_WHAT YOU WILL DO_: Say how many lines hold the string "color", and nothing more.
===== DATASET CONTENT
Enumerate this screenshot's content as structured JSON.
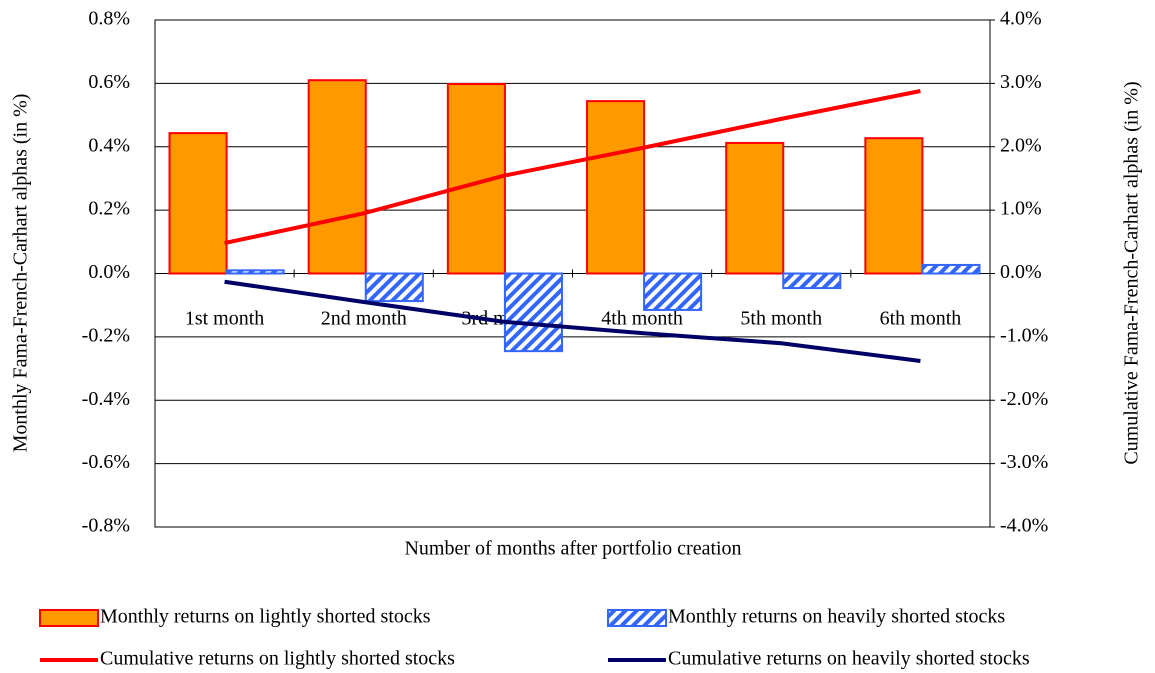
{
  "chart_data": {
    "type": "bar_line",
    "x_label": "Number of months after portfolio creation",
    "y_label": "Monthly  Fama-French-Carhart alphas (in %)",
    "y2_label": "Cumulative  Fama-French-Carhart alphas (in %)",
    "categories": [
      "1st month",
      "2nd month",
      "3rd month",
      "4th month",
      "5th month",
      "6th month"
    ],
    "series": [
      {
        "name": "Monthly returns on lightly shorted stocks",
        "type": "bar",
        "color": "#ff9900",
        "edge": "#ff0000",
        "values": [
          0.443,
          0.61,
          0.598,
          0.544,
          0.412,
          0.427
        ]
      },
      {
        "name": "Monthly returns on heavily shorted stocks",
        "type": "bar",
        "hatch": true,
        "color": "#3366ff",
        "values": [
          0.01,
          -0.087,
          -0.245,
          -0.115,
          -0.046,
          0.027
        ]
      },
      {
        "name": "Cumulative returns on lightly shorted stocks",
        "type": "line",
        "axis": "y2",
        "color": "#ff0000",
        "values": [
          0.48,
          0.95,
          1.54,
          1.98,
          2.44,
          2.88
        ]
      },
      {
        "name": "Cumulative returns on heavily shorted stocks",
        "type": "line",
        "axis": "y2",
        "color": "#000066",
        "values": [
          -0.13,
          -0.45,
          -0.76,
          -0.94,
          -1.1,
          -1.38
        ]
      }
    ],
    "ylim": [
      -0.8,
      0.8
    ],
    "yticks": [
      {
        "value": -0.8,
        "label": "-0.8%"
      },
      {
        "value": -0.6,
        "label": "-0.6%"
      },
      {
        "value": -0.4,
        "label": "-0.4%"
      },
      {
        "value": -0.2,
        "label": "-0.2%"
      },
      {
        "value": 0,
        "label": "0.0%"
      },
      {
        "value": 0.2,
        "label": "0.2%"
      },
      {
        "value": 0.4,
        "label": "0.4%"
      },
      {
        "value": 0.6,
        "label": "0.6%"
      },
      {
        "value": 0.8,
        "label": "0.8%"
      }
    ],
    "y2lim": [
      -4,
      4
    ],
    "y2ticks": [
      {
        "value": -4,
        "label": "-4.0%"
      },
      {
        "value": -3,
        "label": "-3.0%"
      },
      {
        "value": -2,
        "label": "-2.0%"
      },
      {
        "value": -1,
        "label": "-1.0%"
      },
      {
        "value": 0,
        "label": "0.0%"
      },
      {
        "value": 1,
        "label": "1.0%"
      },
      {
        "value": 2,
        "label": "2.0%"
      },
      {
        "value": 3,
        "label": "3.0%"
      },
      {
        "value": 4,
        "label": "4.0%"
      }
    ],
    "grid": true
  }
}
==========
_PROBLEM SOLUTION_: 4